Text to read
>>

Sarah, a chemical engineer, is immobilized, incapable of decision making, unable to offer Harry parental affirmation, even a modicum of guidance.
Of Sarah Mr. McFarland writes, "No one will understand that her grief is what she has left of him, and if she were to lose that, she would have nothing at all."
Young Harry conceals his trauma behind a mask of normalcy - he doesn't cry, he speaks politely when spoken to, reiterating that he is fine.
In analyzing Harry's behavior, Deckard concludes, "There was something too smooth about it, too business-as-usual, too no-problem."
Confronted with a grieving Sarah whom he is trying to nudge in a "back-to-normal direction" and a child who seems so extremely normal that it's worrisome, Deckard assumes the role of protector, repressing his mourning for a friend's death until personal crises threaten to pull him under.

<<

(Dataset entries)
>>

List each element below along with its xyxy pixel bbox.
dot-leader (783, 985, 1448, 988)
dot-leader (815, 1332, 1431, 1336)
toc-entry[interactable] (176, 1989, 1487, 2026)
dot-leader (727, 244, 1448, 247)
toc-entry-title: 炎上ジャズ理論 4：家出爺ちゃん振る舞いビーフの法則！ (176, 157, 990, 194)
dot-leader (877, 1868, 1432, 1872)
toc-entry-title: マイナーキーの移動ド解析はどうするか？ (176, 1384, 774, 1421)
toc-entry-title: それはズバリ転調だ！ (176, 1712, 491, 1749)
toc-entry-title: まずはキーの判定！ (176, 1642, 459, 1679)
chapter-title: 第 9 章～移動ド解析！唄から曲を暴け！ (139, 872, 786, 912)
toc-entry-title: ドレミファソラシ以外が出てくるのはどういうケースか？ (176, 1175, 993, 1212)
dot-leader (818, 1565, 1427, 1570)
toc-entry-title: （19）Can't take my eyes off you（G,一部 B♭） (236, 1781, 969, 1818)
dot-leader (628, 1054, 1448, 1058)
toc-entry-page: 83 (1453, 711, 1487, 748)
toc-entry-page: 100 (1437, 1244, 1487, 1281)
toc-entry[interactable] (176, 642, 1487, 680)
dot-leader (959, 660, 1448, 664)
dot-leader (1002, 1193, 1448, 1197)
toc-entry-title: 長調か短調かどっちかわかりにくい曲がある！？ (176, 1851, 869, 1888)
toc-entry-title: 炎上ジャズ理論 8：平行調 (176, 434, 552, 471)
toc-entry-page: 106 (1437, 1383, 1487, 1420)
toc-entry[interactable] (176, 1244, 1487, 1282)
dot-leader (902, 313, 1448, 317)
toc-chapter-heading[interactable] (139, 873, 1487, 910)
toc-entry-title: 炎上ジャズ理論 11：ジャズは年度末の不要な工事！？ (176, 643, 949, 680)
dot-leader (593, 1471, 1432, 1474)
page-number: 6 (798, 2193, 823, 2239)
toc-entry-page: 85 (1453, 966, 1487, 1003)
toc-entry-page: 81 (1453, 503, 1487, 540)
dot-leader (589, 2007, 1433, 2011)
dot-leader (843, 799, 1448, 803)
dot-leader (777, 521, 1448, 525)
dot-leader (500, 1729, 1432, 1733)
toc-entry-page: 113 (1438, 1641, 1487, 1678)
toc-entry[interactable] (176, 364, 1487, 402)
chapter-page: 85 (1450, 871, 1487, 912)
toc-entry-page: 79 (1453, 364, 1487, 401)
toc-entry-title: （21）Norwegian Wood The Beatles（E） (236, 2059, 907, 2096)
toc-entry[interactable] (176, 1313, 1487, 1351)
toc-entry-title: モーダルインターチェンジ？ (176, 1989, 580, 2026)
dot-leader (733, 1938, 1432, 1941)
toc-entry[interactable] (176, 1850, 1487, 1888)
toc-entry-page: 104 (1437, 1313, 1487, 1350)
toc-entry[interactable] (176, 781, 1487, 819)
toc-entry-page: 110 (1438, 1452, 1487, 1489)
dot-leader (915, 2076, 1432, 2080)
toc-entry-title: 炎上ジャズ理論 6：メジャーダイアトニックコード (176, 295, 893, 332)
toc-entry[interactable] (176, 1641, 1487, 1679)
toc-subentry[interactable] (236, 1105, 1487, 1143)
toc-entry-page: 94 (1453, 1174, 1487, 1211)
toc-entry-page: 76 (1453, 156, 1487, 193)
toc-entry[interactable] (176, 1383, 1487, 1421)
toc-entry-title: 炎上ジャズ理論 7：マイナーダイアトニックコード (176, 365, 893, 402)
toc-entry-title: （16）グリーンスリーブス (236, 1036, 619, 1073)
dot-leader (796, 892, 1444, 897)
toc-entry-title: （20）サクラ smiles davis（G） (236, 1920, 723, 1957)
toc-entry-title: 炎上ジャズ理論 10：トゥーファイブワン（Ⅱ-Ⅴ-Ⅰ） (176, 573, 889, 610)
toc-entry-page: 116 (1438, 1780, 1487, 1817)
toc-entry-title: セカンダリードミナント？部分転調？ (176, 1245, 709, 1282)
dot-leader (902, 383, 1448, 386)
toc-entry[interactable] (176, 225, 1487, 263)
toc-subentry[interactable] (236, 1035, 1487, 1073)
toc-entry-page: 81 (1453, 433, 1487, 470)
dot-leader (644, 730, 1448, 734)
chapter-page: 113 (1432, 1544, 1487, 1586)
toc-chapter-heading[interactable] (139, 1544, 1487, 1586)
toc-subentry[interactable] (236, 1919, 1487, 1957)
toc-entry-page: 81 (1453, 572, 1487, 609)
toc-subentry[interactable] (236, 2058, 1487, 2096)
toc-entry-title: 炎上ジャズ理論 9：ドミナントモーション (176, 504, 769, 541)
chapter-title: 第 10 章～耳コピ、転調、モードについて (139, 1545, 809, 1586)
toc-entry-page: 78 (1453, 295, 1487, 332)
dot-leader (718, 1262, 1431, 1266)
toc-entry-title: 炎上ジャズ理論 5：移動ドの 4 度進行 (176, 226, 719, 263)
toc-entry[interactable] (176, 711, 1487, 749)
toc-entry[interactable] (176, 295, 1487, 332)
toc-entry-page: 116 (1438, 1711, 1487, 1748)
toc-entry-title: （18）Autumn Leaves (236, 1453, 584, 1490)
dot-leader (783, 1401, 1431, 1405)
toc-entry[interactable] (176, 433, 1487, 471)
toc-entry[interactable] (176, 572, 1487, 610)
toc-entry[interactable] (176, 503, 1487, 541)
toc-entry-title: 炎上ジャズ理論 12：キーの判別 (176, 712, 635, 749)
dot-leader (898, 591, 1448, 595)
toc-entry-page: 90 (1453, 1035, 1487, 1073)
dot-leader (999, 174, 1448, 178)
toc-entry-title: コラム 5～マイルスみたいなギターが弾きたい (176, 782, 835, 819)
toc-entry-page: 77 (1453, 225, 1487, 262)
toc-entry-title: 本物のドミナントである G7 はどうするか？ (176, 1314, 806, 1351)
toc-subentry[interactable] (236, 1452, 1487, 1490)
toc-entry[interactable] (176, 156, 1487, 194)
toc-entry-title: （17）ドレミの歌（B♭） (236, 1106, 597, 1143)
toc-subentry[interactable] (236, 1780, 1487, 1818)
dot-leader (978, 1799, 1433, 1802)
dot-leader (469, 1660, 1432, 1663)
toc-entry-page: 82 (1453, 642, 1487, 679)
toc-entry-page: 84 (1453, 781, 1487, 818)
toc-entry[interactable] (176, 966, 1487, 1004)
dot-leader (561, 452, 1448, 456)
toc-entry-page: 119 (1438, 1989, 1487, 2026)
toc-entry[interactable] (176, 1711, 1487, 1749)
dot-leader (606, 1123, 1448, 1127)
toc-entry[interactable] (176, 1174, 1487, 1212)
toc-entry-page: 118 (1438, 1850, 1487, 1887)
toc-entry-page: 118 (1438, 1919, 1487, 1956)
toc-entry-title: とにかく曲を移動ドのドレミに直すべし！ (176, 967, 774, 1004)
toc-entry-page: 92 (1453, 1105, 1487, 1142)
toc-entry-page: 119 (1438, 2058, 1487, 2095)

<<

Problems to solve
A. Quote the stretch of the rows from their first line through the line containing "toc-entry-title: マイナーキーの移動ド解析はどうするか？ (176, 1384, 774, 1421)", reproducing each line without alteration.
B. Continue the passage about Sarah, Harry, and Deckard from the point at which it stops.

Responses for each task
A.
List each element below along with its xyxy pixel bbox.
dot-leader (783, 985, 1448, 988)
dot-leader (815, 1332, 1431, 1336)
toc-entry[interactable] (176, 1989, 1487, 2026)
dot-leader (727, 244, 1448, 247)
toc-entry-title: 炎上ジャズ理論 4：家出爺ちゃん振る舞いビーフの法則！ (176, 157, 990, 194)
dot-leader (877, 1868, 1432, 1872)
toc-entry-title: マイナーキーの移動ド解析はどうするか？ (176, 1384, 774, 1421)

B.
Related with truthfulness and compassion the struggles of three people become a reflection of our own periods of loss. Many can relate to the words Harry utters as an adult: he remembers the summer of his father's death as a time when "he'd learned the word 'inconsolable,' and what a deep deep well of a word it was."
Mr. McFarland has said that in this story he wanted to honor Sarah's "right to be inconsolable, her right for claiming as much time for grieving as she needed......I wanted to show that it's impossible to shape and pace grief through an effort of will."
He has accomplished this with with grace and beauty. For this we are grateful.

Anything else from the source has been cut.